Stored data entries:
-- Begin --
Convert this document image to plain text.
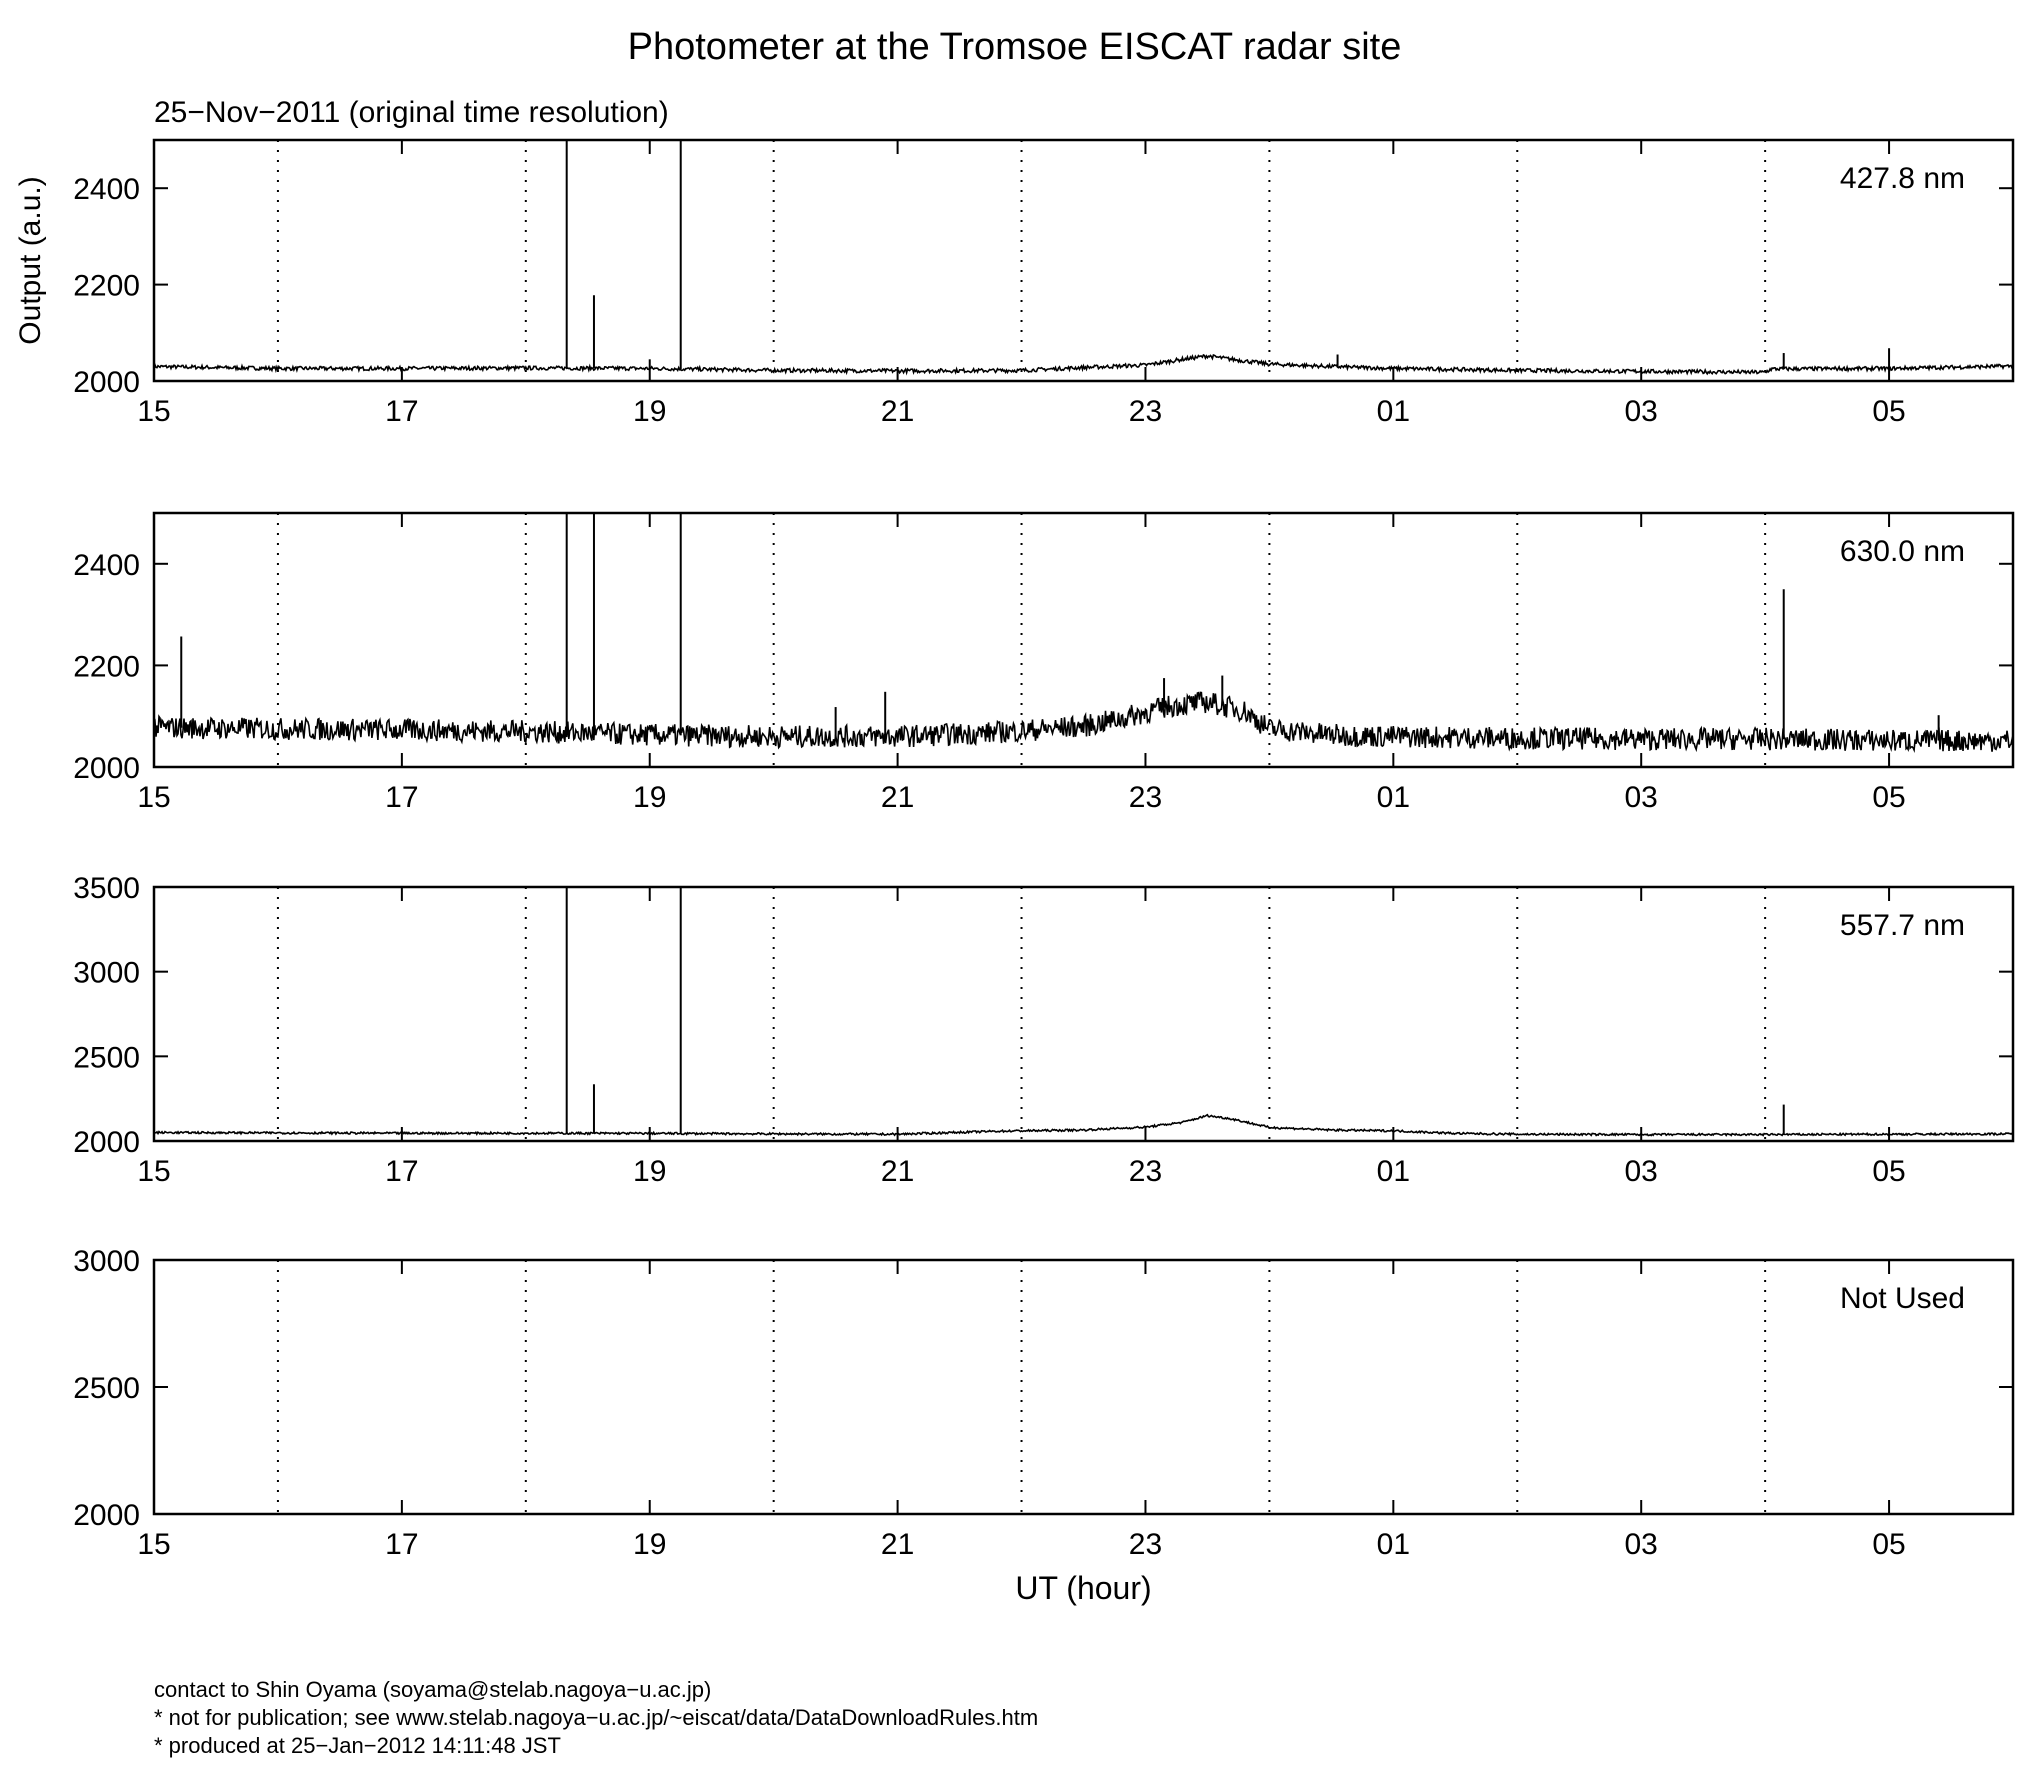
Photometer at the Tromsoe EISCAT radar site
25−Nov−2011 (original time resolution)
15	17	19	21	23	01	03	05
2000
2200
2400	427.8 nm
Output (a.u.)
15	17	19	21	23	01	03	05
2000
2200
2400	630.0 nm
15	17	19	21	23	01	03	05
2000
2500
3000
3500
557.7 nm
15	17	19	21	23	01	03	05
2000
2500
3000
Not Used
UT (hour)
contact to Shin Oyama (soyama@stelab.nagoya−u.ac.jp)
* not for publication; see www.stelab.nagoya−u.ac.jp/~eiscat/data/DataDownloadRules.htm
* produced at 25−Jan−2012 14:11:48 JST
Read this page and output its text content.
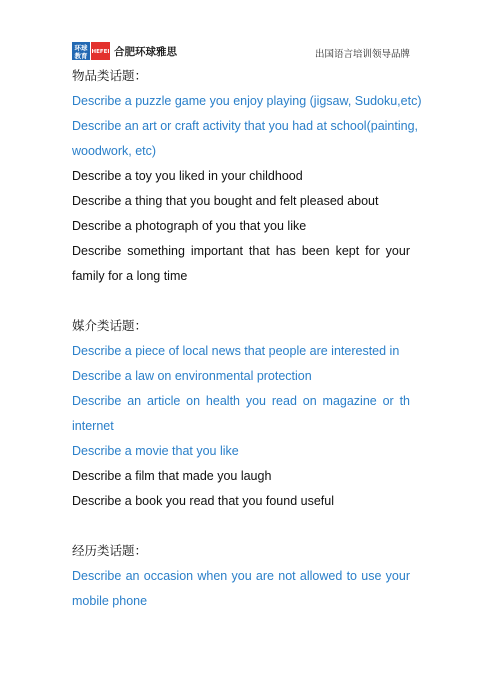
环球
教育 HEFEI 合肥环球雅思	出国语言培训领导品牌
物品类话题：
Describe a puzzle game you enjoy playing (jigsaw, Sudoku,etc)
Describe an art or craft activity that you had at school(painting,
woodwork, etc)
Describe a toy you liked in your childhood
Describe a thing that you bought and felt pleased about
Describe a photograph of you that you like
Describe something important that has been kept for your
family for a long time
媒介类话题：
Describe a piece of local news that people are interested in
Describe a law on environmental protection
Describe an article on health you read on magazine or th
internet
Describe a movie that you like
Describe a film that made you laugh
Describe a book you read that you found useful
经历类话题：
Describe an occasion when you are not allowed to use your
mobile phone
-- End --
-- Begin --
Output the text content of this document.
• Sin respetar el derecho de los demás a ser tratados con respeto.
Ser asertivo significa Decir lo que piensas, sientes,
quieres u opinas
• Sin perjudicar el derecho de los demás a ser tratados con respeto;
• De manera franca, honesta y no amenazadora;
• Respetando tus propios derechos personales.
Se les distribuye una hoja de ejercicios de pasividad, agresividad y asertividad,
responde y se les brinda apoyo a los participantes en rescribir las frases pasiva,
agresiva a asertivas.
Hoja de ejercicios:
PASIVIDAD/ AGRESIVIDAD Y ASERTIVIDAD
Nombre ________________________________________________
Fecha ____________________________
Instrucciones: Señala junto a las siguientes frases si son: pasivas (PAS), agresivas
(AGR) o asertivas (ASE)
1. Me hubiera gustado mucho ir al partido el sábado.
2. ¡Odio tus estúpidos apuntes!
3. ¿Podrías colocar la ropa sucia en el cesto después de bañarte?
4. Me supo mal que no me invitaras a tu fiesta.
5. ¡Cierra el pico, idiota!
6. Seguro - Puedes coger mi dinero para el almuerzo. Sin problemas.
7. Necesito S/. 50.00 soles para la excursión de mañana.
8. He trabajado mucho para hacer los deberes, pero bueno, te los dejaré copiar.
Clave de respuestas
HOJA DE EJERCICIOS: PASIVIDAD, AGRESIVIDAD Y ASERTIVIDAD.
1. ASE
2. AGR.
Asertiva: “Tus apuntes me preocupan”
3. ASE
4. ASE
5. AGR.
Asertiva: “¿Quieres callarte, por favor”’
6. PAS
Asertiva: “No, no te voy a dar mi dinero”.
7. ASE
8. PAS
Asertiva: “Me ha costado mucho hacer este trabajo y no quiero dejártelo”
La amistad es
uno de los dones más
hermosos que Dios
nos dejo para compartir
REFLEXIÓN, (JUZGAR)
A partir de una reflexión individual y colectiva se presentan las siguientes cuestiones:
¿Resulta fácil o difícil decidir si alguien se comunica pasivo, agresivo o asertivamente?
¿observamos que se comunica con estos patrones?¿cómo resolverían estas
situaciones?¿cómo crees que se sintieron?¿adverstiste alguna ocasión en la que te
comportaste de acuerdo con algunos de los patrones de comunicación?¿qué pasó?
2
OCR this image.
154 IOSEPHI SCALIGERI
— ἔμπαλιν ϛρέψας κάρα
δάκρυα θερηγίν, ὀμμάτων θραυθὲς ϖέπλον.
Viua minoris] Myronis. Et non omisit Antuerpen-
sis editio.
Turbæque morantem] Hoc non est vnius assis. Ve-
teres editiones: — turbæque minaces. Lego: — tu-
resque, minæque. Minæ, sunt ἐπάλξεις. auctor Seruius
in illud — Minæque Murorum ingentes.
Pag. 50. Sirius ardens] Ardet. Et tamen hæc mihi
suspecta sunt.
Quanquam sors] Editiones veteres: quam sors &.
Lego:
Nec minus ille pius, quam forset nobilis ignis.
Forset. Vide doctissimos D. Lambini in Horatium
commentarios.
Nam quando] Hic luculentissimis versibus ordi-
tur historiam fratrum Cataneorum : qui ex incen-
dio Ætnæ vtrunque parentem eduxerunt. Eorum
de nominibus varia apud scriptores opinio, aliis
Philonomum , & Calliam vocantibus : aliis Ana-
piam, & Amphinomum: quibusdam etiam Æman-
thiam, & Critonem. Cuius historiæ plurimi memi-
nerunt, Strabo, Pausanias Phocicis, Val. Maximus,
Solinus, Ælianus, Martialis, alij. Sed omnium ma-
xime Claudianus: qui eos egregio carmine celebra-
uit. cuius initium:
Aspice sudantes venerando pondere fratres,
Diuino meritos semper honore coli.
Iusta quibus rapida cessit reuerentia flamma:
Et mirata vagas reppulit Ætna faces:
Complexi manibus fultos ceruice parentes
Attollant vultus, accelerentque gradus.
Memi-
-- End --
- TASK -
Look through the material above. Copy each line where the word "tratados" appears.

- EXERCISE RESULT -
• Sin respetar el derecho de los demás a ser tratados con respeto.
• Sin perjudicar el derecho de los demás a ser tratados con respeto;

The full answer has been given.